### Task description
Each entry below should be returned exactly as is, with the pictures removed.

(Stored records)
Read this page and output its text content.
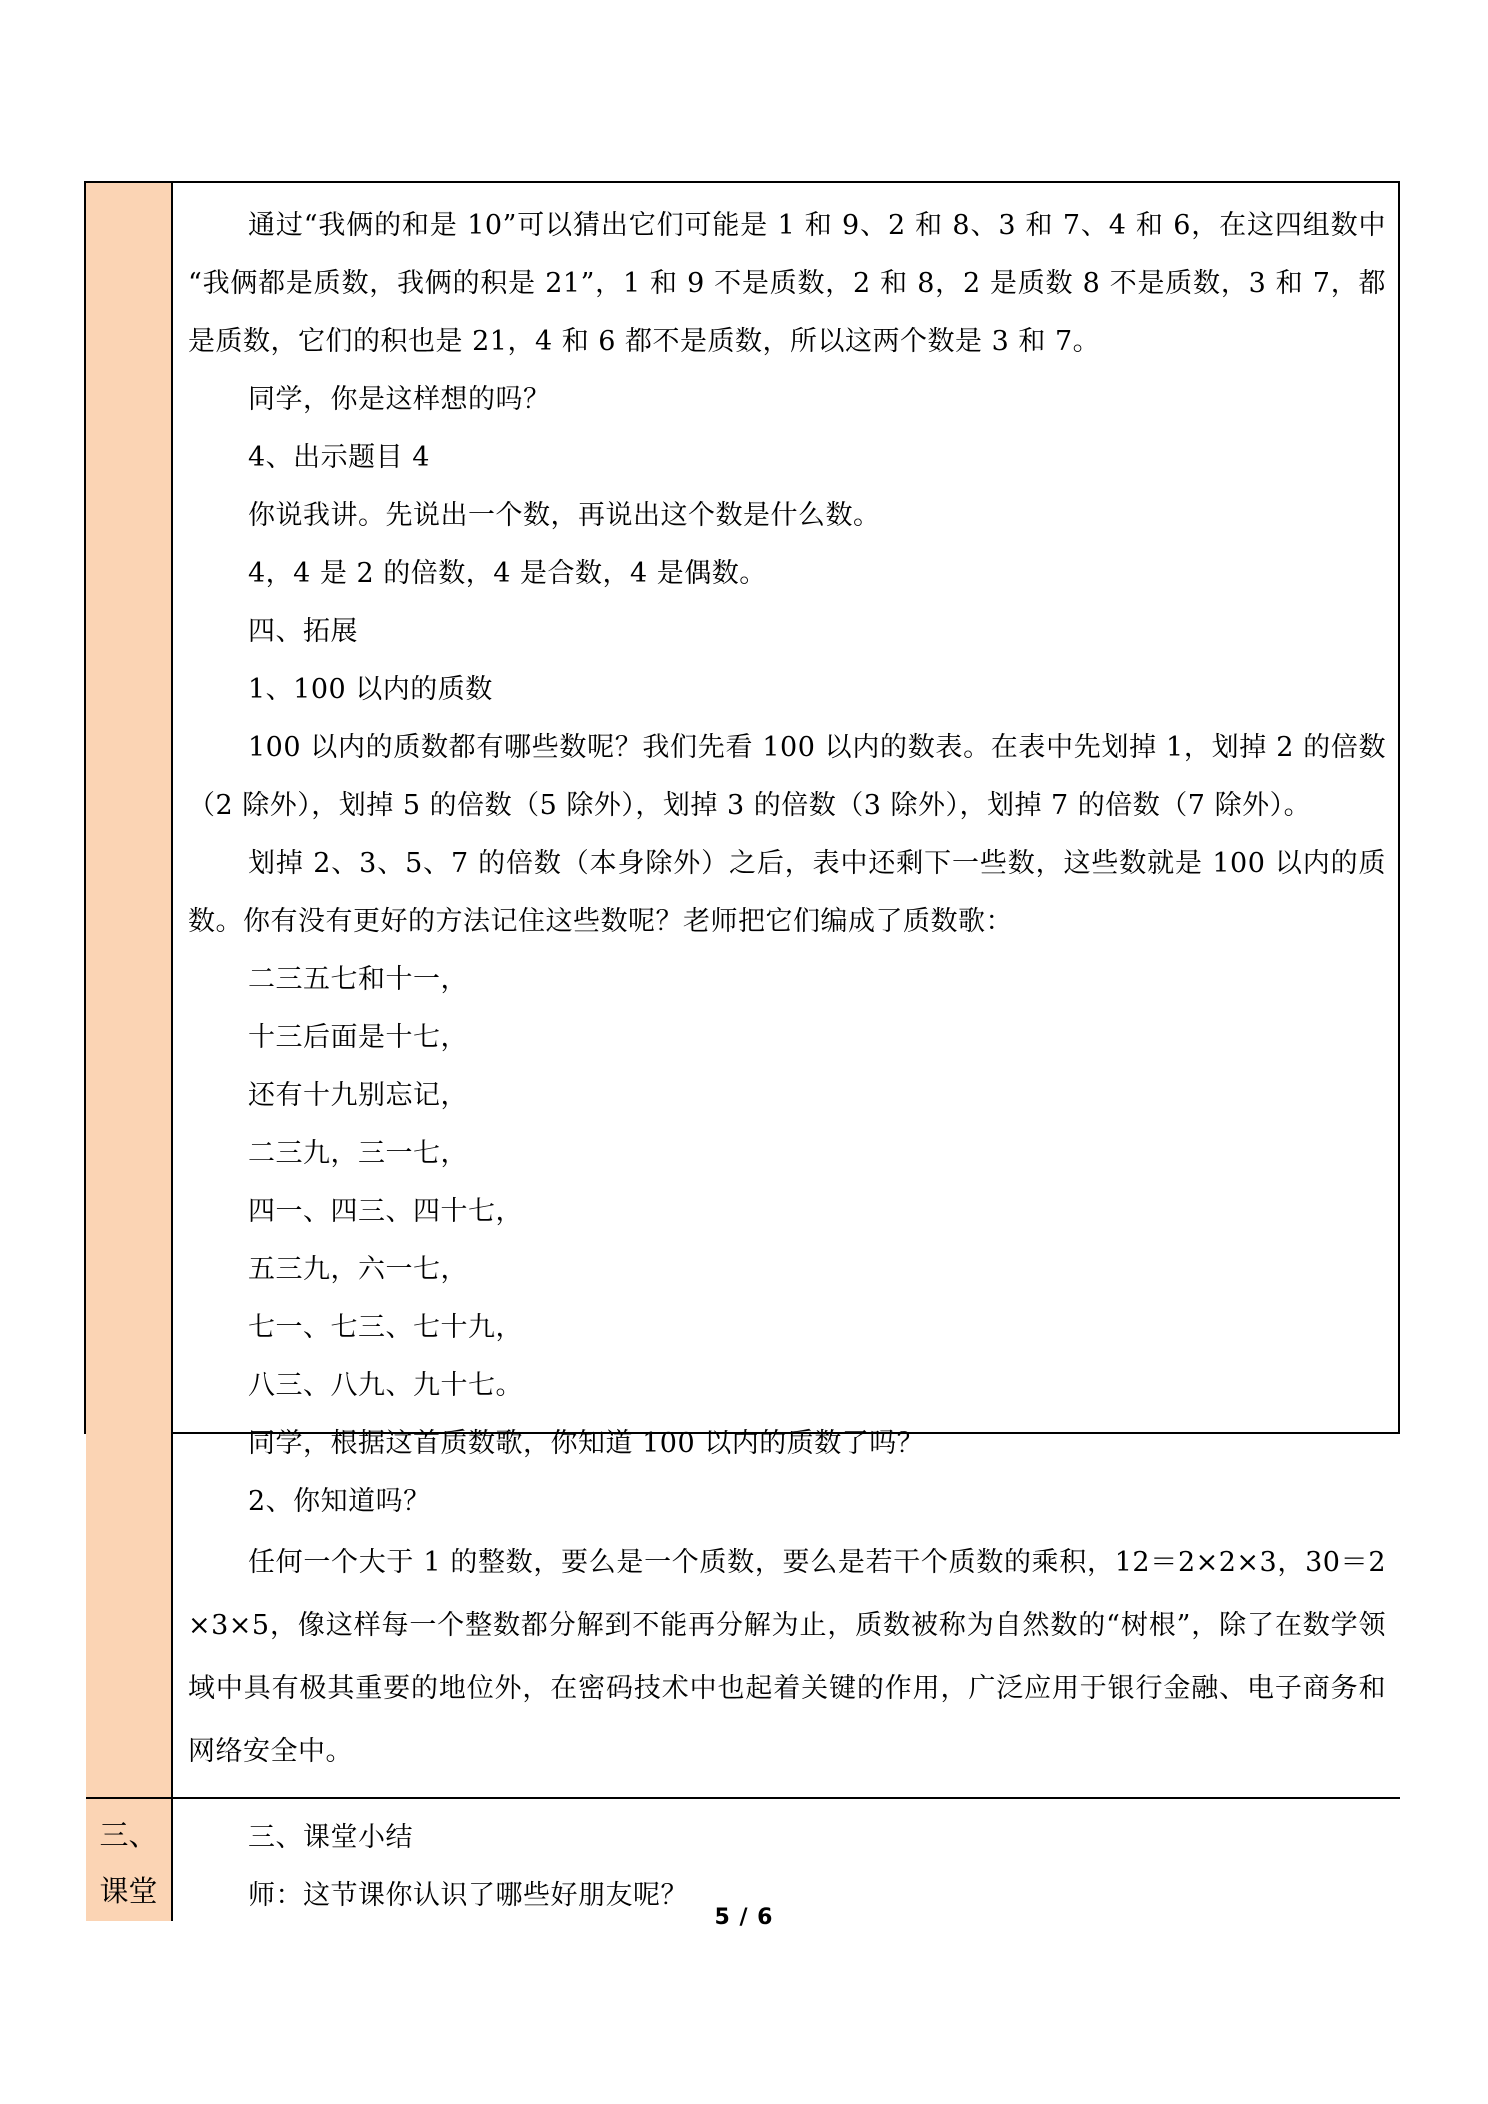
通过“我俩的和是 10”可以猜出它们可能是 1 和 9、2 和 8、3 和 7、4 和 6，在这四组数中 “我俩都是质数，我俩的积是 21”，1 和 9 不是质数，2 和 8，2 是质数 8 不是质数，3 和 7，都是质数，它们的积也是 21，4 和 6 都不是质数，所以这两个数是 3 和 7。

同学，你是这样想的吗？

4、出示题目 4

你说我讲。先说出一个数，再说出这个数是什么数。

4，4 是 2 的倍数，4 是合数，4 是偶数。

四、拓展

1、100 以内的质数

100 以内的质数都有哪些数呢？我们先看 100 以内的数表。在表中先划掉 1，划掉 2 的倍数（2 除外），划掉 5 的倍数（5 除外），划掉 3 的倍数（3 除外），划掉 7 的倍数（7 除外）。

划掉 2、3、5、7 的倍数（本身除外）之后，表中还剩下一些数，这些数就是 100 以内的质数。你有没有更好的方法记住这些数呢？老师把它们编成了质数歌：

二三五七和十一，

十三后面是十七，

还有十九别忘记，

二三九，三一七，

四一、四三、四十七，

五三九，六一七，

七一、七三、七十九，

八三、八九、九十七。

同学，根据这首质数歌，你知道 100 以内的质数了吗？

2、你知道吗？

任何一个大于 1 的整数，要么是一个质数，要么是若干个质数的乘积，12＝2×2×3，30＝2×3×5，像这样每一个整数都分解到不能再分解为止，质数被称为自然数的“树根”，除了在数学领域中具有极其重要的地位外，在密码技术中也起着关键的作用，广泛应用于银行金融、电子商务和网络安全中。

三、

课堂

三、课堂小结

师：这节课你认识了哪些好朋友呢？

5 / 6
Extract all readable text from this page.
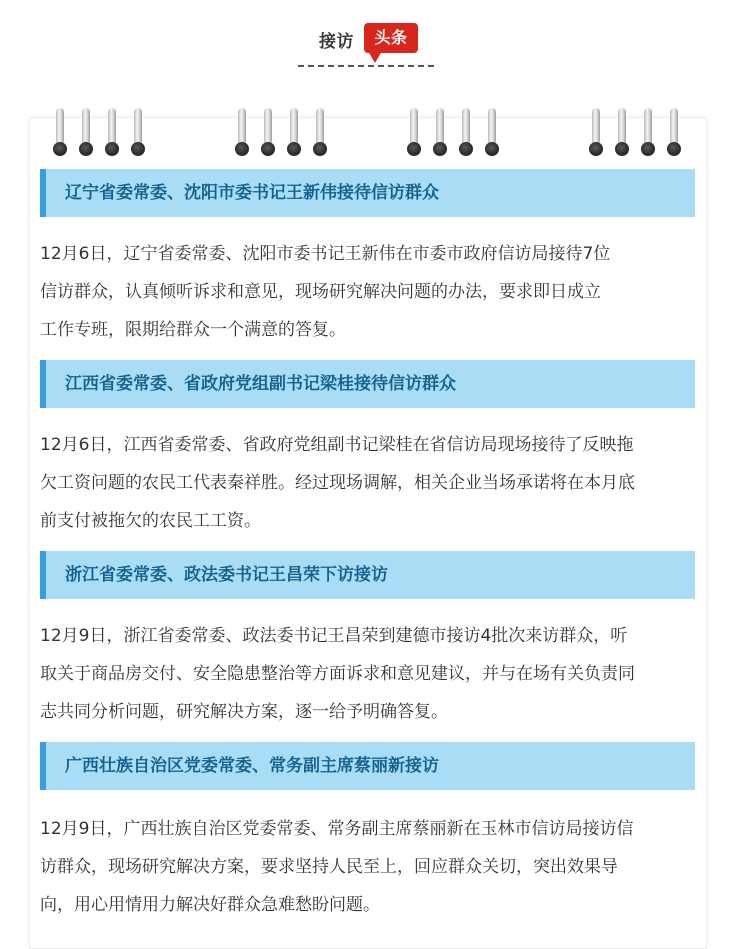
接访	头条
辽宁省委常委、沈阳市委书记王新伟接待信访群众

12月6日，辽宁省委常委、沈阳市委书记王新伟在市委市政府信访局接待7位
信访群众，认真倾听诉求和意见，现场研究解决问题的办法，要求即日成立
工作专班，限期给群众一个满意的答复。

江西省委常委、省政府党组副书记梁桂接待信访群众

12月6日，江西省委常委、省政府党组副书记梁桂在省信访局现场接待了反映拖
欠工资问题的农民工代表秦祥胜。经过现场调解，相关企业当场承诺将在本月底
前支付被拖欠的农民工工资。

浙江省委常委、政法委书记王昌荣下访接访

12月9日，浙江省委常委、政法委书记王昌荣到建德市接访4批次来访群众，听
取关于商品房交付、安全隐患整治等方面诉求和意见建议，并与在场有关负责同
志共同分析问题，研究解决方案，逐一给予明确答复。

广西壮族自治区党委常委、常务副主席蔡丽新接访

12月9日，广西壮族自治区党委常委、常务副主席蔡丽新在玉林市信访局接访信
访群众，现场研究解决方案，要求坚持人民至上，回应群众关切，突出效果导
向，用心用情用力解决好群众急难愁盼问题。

### Task output
Read this page and output its text content.
通过“我俩的和是 10”可以猜出它们可能是 1 和 9、2 和 8、3 和 7、4 和 6，在这四组数中 “我俩都是质数，我俩的积是 21”，1 和 9 不是质数，2 和 8，2 是质数 8 不是质数，3 和 7，都是质数，它们的积也是 21，4 和 6 都不是质数，所以这两个数是 3 和 7。

同学，你是这样想的吗？

4、出示题目 4

你说我讲。先说出一个数，再说出这个数是什么数。

4，4 是 2 的倍数，4 是合数，4 是偶数。

四、拓展

1、100 以内的质数

100 以内的质数都有哪些数呢？我们先看 100 以内的数表。在表中先划掉 1，划掉 2 的倍数（2 除外），划掉 5 的倍数（5 除外），划掉 3 的倍数（3 除外），划掉 7 的倍数（7 除外）。

划掉 2、3、5、7 的倍数（本身除外）之后，表中还剩下一些数，这些数就是 100 以内的质数。你有没有更好的方法记住这些数呢？老师把它们编成了质数歌：

二三五七和十一，

十三后面是十七，

还有十九别忘记，

二三九，三一七，

四一、四三、四十七，

五三九，六一七，

七一、七三、七十九，

八三、八九、九十七。

同学，根据这首质数歌，你知道 100 以内的质数了吗？

2、你知道吗？

任何一个大于 1 的整数，要么是一个质数，要么是若干个质数的乘积，12＝2×2×3，30＝2×3×5，像这样每一个整数都分解到不能再分解为止，质数被称为自然数的“树根”，除了在数学领域中具有极其重要的地位外，在密码技术中也起着关键的作用，广泛应用于银行金融、电子商务和网络安全中。

三、

课堂

三、课堂小结

师：这节课你认识了哪些好朋友呢？

5 / 6
Extract all readable text from this page.
接访	头条
辽宁省委常委、沈阳市委书记王新伟接待信访群众

12月6日，辽宁省委常委、沈阳市委书记王新伟在市委市政府信访局接待7位
信访群众，认真倾听诉求和意见，现场研究解决问题的办法，要求即日成立
工作专班，限期给群众一个满意的答复。

江西省委常委、省政府党组副书记梁桂接待信访群众

12月6日，江西省委常委、省政府党组副书记梁桂在省信访局现场接待了反映拖
欠工资问题的农民工代表秦祥胜。经过现场调解，相关企业当场承诺将在本月底
前支付被拖欠的农民工工资。

浙江省委常委、政法委书记王昌荣下访接访

12月9日，浙江省委常委、政法委书记王昌荣到建德市接访4批次来访群众，听
取关于商品房交付、安全隐患整治等方面诉求和意见建议，并与在场有关负责同
志共同分析问题，研究解决方案，逐一给予明确答复。

广西壮族自治区党委常委、常务副主席蔡丽新接访

12月9日，广西壮族自治区党委常委、常务副主席蔡丽新在玉林市信访局接访信
访群众，现场研究解决方案，要求坚持人民至上，回应群众关切，突出效果导
向，用心用情用力解决好群众急难愁盼问题。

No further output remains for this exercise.